▶ Aim of the exercise
Below is a set of records; restate each one word for word.

▶ Exercise material
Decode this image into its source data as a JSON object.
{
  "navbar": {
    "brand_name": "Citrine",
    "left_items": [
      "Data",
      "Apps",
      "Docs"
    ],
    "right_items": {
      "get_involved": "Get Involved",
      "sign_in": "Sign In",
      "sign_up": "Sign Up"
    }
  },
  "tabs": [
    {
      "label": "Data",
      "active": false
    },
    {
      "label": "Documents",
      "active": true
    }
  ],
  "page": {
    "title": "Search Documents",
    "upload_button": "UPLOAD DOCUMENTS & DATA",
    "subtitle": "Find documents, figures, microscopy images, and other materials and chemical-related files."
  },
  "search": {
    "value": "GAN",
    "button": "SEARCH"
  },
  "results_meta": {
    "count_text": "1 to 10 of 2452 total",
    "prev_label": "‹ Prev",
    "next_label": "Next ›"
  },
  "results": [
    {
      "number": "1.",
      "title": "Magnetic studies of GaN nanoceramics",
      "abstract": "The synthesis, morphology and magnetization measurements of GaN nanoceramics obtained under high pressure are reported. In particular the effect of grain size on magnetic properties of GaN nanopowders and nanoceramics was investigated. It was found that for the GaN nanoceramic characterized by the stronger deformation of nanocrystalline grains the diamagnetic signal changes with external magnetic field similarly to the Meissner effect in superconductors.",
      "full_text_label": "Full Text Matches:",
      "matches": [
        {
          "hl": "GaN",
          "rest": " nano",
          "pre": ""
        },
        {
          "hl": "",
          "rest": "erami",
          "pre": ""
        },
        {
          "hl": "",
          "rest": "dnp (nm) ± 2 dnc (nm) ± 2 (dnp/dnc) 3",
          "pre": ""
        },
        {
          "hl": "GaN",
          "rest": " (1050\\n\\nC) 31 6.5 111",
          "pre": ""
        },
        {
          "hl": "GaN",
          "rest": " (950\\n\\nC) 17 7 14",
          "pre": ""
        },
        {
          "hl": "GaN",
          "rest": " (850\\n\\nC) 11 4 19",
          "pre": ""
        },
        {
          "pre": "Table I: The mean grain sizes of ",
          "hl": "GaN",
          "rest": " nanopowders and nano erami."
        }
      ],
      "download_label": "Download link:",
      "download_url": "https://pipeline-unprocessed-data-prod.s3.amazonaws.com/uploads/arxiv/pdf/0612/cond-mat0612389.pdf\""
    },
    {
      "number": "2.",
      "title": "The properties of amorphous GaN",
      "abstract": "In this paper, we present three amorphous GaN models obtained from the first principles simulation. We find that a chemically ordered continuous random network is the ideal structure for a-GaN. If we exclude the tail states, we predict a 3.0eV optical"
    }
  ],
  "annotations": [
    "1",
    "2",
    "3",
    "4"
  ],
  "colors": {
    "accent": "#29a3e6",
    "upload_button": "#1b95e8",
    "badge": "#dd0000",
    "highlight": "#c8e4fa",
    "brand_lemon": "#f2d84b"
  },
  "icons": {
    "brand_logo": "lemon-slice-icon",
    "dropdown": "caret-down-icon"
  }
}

▶ Solution
Decode this image into its source data as a JSON object.
{
  "navbar": {
    "brand_name": "Citrine",
    "left_items": [
      "Data",
      "Apps",
      "Docs"
    ],
    "right_items": {
      "get_involved": "Get Involved",
      "sign_in": "Sign In",
      "sign_up": "Sign Up"
    }
  },
  "tabs": [
    {
      "label": "Data",
      "active": false
    },
    {
      "label": "Documents",
      "active": true
    }
  ],
  "page": {
    "title": "Search Documents",
    "upload_button": "UPLOAD DOCUMENTS & DATA",
    "subtitle": "Find documents, figures, microscopy images, and other materials and chemical-related files."
  },
  "search": {
    "value": "GAN",
    "button": "SEARCH"
  },
  "results_meta": {
    "count_text": "1 to 10 of 2452 total",
    "prev_label": "‹ Prev",
    "next_label": "Next ›"
  },
  "results": [
    {
      "number": "1.",
      "title": "Magnetic studies of GaN nanoceramics",
      "abstract": "The synthesis, morphology and magnetization measurements of GaN nanoceramics obtained under high pressure are reported. In particular the effect of grain size on magnetic properties of GaN nanopowders and nanoceramics was investigated. It was found that for the GaN nanoceramic characterized by the stronger deformation of nanocrystalline grains the diamagnetic signal changes with external magnetic field similarly to the Meissner effect in superconductors.",
      "full_text_label": "Full Text Matches:",
      "matches": [
        {
          "hl": "GaN",
          "rest": " nano",
          "pre": ""
        },
        {
          "hl": "",
          "rest": "erami",
          "pre": ""
        },
        {
          "hl": "",
          "rest": "dnp (nm) ± 2 dnc (nm) ± 2 (dnp/dnc) 3",
          "pre": ""
        },
        {
          "hl": "GaN",
          "rest": " (1050\\n\\nC) 31 6.5 111",
          "pre": ""
        },
        {
          "hl": "GaN",
          "rest": " (950\\n\\nC) 17 7 14",
          "pre": ""
        },
        {
          "hl": "GaN",
          "rest": " (850\\n\\nC) 11 4 19",
          "pre": ""
        },
        {
          "pre": "Table I: The mean grain sizes of ",
          "hl": "GaN",
          "rest": " nanopowders and nano erami."
        }
      ],
      "download_label": "Download link:",
      "download_url": "https://pipeline-unprocessed-data-prod.s3.amazonaws.com/uploads/arxiv/pdf/0612/cond-mat0612389.pdf\""
    },
    {
      "number": "2.",
      "title": "The properties of amorphous GaN",
      "abstract": "In this paper, we present three amorphous GaN models obtained from the first principles simulation. We find that a chemically ordered continuous random network is the ideal structure for a-GaN. If we exclude the tail states, we predict a 3.0eV optical"
    }
  ],
  "annotations": [
    "1",
    "2",
    "3",
    "4"
  ],
  "colors": {
    "accent": "#29a3e6",
    "upload_button": "#1b95e8",
    "badge": "#dd0000",
    "highlight": "#c8e4fa",
    "brand_lemon": "#f2d84b"
  },
  "icons": {
    "brand_logo": "lemon-slice-icon",
    "dropdown": "caret-down-icon"
  }
}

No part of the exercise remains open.